START Records for the task

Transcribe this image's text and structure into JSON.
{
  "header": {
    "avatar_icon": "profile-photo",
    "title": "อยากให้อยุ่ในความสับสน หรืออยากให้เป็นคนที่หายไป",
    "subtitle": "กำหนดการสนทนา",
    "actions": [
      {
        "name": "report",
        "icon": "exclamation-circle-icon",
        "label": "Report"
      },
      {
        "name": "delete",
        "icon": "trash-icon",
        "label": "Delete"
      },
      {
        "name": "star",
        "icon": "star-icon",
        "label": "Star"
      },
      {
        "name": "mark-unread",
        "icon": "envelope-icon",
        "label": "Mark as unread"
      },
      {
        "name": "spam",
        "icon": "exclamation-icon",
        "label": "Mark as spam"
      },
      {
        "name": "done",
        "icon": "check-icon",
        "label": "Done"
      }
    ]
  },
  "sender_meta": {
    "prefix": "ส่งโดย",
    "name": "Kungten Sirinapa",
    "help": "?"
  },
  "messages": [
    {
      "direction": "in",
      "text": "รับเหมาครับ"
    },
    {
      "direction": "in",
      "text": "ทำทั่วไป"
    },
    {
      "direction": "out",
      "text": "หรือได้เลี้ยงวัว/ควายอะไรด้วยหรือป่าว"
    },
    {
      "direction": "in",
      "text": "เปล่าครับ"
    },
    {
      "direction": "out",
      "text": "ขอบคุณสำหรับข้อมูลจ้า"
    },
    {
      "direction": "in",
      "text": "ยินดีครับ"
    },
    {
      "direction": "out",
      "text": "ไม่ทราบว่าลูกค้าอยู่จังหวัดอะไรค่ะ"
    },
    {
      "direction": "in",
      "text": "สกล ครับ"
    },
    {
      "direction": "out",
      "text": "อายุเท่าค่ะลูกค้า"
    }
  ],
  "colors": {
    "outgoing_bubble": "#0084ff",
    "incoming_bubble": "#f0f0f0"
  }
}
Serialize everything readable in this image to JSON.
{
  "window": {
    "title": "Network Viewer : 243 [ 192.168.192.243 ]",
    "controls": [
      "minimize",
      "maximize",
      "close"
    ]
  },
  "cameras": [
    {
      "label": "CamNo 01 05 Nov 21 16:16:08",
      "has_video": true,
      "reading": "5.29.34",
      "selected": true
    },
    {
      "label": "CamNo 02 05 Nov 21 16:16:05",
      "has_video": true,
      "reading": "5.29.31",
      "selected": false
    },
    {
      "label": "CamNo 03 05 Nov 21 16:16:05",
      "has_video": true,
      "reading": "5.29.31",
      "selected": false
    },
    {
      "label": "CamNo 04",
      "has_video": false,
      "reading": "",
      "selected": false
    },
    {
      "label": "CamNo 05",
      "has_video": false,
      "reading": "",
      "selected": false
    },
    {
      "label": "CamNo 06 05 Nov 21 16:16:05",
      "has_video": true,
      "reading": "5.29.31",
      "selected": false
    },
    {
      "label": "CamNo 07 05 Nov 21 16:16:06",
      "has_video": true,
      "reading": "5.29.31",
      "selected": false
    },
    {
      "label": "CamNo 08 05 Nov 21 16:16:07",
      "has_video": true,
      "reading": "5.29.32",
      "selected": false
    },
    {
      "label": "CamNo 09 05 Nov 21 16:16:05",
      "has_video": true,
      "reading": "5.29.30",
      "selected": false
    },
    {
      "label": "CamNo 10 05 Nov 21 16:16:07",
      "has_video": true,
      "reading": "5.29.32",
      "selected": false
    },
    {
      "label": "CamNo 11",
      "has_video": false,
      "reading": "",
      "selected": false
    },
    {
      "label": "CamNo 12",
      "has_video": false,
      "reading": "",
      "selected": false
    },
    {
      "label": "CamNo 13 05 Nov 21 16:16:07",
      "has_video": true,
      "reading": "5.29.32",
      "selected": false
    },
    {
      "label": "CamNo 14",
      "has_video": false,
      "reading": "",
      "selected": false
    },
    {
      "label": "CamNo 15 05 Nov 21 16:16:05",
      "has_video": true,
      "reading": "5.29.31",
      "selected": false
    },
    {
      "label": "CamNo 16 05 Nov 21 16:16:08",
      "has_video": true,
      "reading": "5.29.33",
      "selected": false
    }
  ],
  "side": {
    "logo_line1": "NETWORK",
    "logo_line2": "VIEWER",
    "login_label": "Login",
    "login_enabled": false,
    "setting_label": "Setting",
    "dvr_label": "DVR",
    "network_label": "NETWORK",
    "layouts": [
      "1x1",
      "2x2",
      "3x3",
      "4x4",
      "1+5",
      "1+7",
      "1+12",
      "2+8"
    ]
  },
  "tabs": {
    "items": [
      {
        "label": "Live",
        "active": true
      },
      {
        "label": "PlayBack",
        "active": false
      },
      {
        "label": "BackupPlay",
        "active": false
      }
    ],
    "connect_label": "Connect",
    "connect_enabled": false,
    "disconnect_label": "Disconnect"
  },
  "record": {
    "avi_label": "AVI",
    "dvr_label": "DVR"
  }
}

END Records for the task

Aim of the task:
Write out each line of the data above again, exactly as given.

Written answer:
Transcribe this image's text and structure into JSON.
{
  "header": {
    "avatar_icon": "profile-photo",
    "title": "อยากให้อยุ่ในความสับสน หรืออยากให้เป็นคนที่หายไป",
    "subtitle": "กำหนดการสนทนา",
    "actions": [
      {
        "name": "report",
        "icon": "exclamation-circle-icon",
        "label": "Report"
      },
      {
        "name": "delete",
        "icon": "trash-icon",
        "label": "Delete"
      },
      {
        "name": "star",
        "icon": "star-icon",
        "label": "Star"
      },
      {
        "name": "mark-unread",
        "icon": "envelope-icon",
        "label": "Mark as unread"
      },
      {
        "name": "spam",
        "icon": "exclamation-icon",
        "label": "Mark as spam"
      },
      {
        "name": "done",
        "icon": "check-icon",
        "label": "Done"
      }
    ]
  },
  "sender_meta": {
    "prefix": "ส่งโดย",
    "name": "Kungten Sirinapa",
    "help": "?"
  },
  "messages": [
    {
      "direction": "in",
      "text": "รับเหมาครับ"
    },
    {
      "direction": "in",
      "text": "ทำทั่วไป"
    },
    {
      "direction": "out",
      "text": "หรือได้เลี้ยงวัว/ควายอะไรด้วยหรือป่าว"
    },
    {
      "direction": "in",
      "text": "เปล่าครับ"
    },
    {
      "direction": "out",
      "text": "ขอบคุณสำหรับข้อมูลจ้า"
    },
    {
      "direction": "in",
      "text": "ยินดีครับ"
    },
    {
      "direction": "out",
      "text": "ไม่ทราบว่าลูกค้าอยู่จังหวัดอะไรค่ะ"
    },
    {
      "direction": "in",
      "text": "สกล ครับ"
    },
    {
      "direction": "out",
      "text": "อายุเท่าค่ะลูกค้า"
    }
  ],
  "colors": {
    "outgoing_bubble": "#0084ff",
    "incoming_bubble": "#f0f0f0"
  }
}
Serialize everything readable in this image to JSON.
{
  "window": {
    "title": "Network Viewer : 243 [ 192.168.192.243 ]",
    "controls": [
      "minimize",
      "maximize",
      "close"
    ]
  },
  "cameras": [
    {
      "label": "CamNo 01 05 Nov 21 16:16:08",
      "has_video": true,
      "reading": "5.29.34",
      "selected": true
    },
    {
      "label": "CamNo 02 05 Nov 21 16:16:05",
      "has_video": true,
      "reading": "5.29.31",
      "selected": false
    },
    {
      "label": "CamNo 03 05 Nov 21 16:16:05",
      "has_video": true,
      "reading": "5.29.31",
      "selected": false
    },
    {
      "label": "CamNo 04",
      "has_video": false,
      "reading": "",
      "selected": false
    },
    {
      "label": "CamNo 05",
      "has_video": false,
      "reading": "",
      "selected": false
    },
    {
      "label": "CamNo 06 05 Nov 21 16:16:05",
      "has_video": true,
      "reading": "5.29.31",
      "selected": false
    },
    {
      "label": "CamNo 07 05 Nov 21 16:16:06",
      "has_video": true,
      "reading": "5.29.31",
      "selected": false
    },
    {
      "label": "CamNo 08 05 Nov 21 16:16:07",
      "has_video": true,
      "reading": "5.29.32",
      "selected": false
    },
    {
      "label": "CamNo 09 05 Nov 21 16:16:05",
      "has_video": true,
      "reading": "5.29.30",
      "selected": false
    },
    {
      "label": "CamNo 10 05 Nov 21 16:16:07",
      "has_video": true,
      "reading": "5.29.32",
      "selected": false
    },
    {
      "label": "CamNo 11",
      "has_video": false,
      "reading": "",
      "selected": false
    },
    {
      "label": "CamNo 12",
      "has_video": false,
      "reading": "",
      "selected": false
    },
    {
      "label": "CamNo 13 05 Nov 21 16:16:07",
      "has_video": true,
      "reading": "5.29.32",
      "selected": false
    },
    {
      "label": "CamNo 14",
      "has_video": false,
      "reading": "",
      "selected": false
    },
    {
      "label": "CamNo 15 05 Nov 21 16:16:05",
      "has_video": true,
      "reading": "5.29.31",
      "selected": false
    },
    {
      "label": "CamNo 16 05 Nov 21 16:16:08",
      "has_video": true,
      "reading": "5.29.33",
      "selected": false
    }
  ],
  "side": {
    "logo_line1": "NETWORK",
    "logo_line2": "VIEWER",
    "login_label": "Login",
    "login_enabled": false,
    "setting_label": "Setting",
    "dvr_label": "DVR",
    "network_label": "NETWORK",
    "layouts": [
      "1x1",
      "2x2",
      "3x3",
      "4x4",
      "1+5",
      "1+7",
      "1+12",
      "2+8"
    ]
  },
  "tabs": {
    "items": [
      {
        "label": "Live",
        "active": true
      },
      {
        "label": "PlayBack",
        "active": false
      },
      {
        "label": "BackupPlay",
        "active": false
      }
    ],
    "connect_label": "Connect",
    "connect_enabled": false,
    "disconnect_label": "Disconnect"
  },
  "record": {
    "avi_label": "AVI",
    "dvr_label": "DVR"
  }
}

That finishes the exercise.